■ PROVIDED ENTRIES:
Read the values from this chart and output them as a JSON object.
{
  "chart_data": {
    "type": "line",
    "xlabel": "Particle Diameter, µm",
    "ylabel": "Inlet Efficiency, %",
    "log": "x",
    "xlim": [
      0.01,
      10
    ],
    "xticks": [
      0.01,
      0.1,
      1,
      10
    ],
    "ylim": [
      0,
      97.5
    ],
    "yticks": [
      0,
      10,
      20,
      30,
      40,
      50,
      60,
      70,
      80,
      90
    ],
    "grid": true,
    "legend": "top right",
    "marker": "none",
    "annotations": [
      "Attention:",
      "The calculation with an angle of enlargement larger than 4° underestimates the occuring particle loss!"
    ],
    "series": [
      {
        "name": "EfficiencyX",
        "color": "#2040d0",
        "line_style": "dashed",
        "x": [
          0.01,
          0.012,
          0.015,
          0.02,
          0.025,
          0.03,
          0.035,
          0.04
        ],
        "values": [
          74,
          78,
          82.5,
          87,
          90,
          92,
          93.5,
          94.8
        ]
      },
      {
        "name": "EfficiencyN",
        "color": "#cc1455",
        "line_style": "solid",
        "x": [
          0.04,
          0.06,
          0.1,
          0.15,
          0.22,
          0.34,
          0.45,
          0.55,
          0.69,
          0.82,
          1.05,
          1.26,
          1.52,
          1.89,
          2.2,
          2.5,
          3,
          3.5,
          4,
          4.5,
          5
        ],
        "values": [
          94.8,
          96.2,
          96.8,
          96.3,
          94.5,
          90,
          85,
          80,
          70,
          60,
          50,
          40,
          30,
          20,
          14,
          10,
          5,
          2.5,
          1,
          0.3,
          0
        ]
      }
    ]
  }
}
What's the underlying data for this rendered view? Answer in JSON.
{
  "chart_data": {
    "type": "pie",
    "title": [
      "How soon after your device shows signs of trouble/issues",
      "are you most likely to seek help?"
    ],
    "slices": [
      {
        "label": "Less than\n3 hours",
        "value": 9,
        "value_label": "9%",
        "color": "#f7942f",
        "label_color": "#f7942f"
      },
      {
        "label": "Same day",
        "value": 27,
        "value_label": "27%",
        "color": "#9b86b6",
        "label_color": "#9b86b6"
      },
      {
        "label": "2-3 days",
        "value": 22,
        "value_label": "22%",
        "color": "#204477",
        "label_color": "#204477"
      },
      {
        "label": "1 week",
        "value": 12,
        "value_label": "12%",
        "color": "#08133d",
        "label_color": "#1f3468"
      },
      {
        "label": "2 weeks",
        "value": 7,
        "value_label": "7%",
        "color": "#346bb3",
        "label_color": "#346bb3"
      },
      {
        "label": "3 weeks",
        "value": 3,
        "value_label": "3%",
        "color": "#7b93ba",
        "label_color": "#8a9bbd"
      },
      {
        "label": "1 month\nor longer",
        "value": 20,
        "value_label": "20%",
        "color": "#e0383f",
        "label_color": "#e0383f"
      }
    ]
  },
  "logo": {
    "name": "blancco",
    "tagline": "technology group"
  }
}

■ DESCRIPTION OF THE TASK: Please list every line of the records that contains "name".

■ RESPONSE:
        "name": "EfficiencyX",
        "name": "EfficiencyN",
    "name": "blancco",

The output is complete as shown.